| PROBLEM TO WORK ON |
Reproduce verbatim the data from its first line through the line containing "bar-fund-index: [1547, 622, 1565, 850]", including both of those lines.

| STORED ROWS |
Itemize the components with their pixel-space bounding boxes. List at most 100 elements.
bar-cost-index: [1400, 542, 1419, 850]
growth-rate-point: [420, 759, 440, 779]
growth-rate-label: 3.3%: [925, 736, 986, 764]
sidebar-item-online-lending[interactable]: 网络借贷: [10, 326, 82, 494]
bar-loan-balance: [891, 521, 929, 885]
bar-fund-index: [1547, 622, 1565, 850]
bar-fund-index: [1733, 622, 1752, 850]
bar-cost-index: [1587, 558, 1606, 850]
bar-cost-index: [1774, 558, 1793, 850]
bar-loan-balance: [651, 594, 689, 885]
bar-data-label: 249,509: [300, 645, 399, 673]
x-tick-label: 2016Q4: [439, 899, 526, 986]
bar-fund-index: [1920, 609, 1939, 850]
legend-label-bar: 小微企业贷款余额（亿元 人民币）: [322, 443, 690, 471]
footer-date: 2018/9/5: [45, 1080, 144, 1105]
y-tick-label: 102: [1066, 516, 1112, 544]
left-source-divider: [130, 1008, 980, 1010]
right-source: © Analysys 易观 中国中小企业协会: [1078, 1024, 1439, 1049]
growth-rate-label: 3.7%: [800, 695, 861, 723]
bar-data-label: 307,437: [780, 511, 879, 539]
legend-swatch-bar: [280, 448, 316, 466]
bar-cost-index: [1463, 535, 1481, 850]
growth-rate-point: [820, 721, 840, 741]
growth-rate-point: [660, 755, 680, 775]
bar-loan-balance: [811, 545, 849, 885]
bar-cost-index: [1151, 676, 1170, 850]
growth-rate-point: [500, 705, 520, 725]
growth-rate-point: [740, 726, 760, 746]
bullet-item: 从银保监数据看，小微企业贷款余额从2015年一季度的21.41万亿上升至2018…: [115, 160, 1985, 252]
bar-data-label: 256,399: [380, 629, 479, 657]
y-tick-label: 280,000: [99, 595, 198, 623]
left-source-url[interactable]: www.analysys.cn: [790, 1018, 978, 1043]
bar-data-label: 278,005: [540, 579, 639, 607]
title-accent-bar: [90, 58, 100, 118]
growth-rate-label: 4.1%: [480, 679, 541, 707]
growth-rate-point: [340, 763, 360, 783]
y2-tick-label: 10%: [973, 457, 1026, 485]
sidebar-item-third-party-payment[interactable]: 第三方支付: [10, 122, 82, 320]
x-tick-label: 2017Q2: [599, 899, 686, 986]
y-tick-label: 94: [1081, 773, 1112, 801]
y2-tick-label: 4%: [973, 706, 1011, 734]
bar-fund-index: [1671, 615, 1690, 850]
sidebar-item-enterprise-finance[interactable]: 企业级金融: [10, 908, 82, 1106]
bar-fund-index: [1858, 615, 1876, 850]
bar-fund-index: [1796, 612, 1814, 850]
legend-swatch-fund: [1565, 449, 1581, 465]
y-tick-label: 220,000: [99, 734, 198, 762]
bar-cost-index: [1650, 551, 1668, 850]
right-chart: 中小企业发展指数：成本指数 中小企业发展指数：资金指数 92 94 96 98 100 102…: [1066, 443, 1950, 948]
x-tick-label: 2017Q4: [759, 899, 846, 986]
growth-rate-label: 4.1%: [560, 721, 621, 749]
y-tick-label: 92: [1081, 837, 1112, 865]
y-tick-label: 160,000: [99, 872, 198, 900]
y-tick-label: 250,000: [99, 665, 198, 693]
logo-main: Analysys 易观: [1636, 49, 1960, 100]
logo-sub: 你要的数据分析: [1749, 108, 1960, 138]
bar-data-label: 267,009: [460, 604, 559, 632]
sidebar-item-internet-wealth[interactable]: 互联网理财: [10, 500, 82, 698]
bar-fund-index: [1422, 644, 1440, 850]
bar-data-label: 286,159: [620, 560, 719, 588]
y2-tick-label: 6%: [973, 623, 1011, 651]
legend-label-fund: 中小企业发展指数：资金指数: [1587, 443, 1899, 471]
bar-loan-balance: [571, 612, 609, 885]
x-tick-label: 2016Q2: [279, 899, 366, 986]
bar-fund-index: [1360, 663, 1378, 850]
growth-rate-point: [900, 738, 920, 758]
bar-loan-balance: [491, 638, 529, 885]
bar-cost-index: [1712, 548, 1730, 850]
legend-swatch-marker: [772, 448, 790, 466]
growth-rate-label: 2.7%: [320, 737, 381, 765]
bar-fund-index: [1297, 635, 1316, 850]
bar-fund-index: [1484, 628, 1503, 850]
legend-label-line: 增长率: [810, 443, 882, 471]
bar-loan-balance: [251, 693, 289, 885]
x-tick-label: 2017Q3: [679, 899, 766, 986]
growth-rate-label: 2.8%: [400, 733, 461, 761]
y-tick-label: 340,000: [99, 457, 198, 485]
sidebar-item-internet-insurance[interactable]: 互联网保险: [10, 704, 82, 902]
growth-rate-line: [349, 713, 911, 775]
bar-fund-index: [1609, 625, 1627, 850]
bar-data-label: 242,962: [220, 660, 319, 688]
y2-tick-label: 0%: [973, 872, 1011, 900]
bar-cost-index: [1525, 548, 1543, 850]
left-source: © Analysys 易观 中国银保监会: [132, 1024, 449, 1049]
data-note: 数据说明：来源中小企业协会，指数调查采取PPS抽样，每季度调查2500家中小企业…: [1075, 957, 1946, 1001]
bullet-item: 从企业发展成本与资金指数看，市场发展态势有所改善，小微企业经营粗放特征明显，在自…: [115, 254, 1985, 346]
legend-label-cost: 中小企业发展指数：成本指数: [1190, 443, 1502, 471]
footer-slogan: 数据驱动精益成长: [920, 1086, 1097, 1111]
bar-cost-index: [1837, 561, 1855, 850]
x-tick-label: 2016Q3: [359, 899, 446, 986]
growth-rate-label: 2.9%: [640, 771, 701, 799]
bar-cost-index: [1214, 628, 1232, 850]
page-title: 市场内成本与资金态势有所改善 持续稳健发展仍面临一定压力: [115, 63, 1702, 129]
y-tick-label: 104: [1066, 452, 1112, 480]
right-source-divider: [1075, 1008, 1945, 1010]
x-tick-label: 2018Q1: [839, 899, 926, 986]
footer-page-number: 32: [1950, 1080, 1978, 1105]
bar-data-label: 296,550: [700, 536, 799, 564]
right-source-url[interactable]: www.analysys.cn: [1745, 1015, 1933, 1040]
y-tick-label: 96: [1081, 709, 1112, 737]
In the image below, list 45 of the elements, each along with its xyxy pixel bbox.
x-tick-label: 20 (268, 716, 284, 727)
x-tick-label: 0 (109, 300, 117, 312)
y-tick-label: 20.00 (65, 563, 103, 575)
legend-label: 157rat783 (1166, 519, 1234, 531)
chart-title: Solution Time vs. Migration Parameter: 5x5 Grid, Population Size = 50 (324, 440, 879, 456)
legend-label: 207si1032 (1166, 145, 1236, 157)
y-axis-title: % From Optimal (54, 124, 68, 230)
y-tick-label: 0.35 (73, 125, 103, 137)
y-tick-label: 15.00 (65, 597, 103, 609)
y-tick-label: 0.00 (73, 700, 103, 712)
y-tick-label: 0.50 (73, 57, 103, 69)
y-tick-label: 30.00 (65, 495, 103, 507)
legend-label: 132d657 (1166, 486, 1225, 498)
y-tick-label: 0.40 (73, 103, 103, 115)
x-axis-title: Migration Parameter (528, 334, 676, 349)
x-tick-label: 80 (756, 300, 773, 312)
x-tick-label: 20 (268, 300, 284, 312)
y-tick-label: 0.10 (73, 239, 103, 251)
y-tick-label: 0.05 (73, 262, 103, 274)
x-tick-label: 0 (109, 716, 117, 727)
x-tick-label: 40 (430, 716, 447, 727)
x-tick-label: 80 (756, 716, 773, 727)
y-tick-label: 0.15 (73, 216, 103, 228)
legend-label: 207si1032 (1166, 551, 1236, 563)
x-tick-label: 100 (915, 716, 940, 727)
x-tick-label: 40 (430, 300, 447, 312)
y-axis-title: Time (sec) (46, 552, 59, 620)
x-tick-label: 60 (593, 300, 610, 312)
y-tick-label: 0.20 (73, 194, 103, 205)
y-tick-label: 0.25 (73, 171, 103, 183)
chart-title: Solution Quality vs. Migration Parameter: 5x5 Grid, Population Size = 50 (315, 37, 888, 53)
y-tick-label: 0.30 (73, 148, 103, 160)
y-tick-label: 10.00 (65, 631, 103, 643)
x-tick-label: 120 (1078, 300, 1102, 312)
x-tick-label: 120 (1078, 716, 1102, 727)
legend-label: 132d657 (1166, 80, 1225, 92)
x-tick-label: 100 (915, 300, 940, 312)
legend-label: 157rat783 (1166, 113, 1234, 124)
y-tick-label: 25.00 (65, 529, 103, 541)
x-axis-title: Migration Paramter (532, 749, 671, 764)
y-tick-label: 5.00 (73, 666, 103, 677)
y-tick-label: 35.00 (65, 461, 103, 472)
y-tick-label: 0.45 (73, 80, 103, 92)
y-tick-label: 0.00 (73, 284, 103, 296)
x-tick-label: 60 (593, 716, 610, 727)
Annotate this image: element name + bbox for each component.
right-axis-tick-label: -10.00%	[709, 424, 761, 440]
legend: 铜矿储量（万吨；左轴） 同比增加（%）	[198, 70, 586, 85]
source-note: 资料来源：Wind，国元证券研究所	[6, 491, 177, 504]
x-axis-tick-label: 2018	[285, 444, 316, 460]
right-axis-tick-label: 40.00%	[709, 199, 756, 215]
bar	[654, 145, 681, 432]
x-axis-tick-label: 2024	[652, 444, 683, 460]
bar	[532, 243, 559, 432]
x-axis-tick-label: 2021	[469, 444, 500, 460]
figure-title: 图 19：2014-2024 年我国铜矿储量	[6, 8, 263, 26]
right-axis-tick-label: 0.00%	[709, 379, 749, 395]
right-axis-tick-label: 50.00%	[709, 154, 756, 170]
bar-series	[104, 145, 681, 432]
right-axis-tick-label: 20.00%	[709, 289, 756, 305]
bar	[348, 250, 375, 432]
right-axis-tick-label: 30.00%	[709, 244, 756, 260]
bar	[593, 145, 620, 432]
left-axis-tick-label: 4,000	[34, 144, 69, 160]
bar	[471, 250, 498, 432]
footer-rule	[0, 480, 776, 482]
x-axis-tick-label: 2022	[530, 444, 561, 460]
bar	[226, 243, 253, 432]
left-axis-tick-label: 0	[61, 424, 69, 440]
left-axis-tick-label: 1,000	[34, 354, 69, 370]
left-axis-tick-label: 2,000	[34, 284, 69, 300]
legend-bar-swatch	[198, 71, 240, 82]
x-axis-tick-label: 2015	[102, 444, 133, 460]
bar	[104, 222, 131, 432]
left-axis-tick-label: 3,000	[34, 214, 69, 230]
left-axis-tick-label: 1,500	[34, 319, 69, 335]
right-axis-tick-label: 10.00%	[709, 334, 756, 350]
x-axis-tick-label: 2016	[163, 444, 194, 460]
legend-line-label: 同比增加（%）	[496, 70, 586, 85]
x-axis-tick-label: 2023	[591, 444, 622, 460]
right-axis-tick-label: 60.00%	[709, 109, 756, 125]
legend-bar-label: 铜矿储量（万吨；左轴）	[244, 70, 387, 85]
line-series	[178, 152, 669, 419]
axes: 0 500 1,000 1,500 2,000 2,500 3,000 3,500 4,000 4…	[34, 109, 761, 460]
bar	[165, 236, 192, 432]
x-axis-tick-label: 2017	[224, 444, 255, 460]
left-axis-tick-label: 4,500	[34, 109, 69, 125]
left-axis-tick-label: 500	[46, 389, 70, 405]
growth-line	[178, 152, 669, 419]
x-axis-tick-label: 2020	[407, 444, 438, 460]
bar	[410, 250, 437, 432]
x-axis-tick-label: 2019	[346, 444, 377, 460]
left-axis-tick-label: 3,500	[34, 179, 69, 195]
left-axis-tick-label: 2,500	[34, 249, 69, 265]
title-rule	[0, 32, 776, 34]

| PROBLEM SOLUTION |
Itemize the components with their pixel-space bounding boxes. List at most 100 elements.
bar-cost-index: [1400, 542, 1419, 850]
growth-rate-point: [420, 759, 440, 779]
growth-rate-label: 3.3%: [925, 736, 986, 764]
sidebar-item-online-lending[interactable]: 网络借贷: [10, 326, 82, 494]
bar-loan-balance: [891, 521, 929, 885]
bar-fund-index: [1547, 622, 1565, 850]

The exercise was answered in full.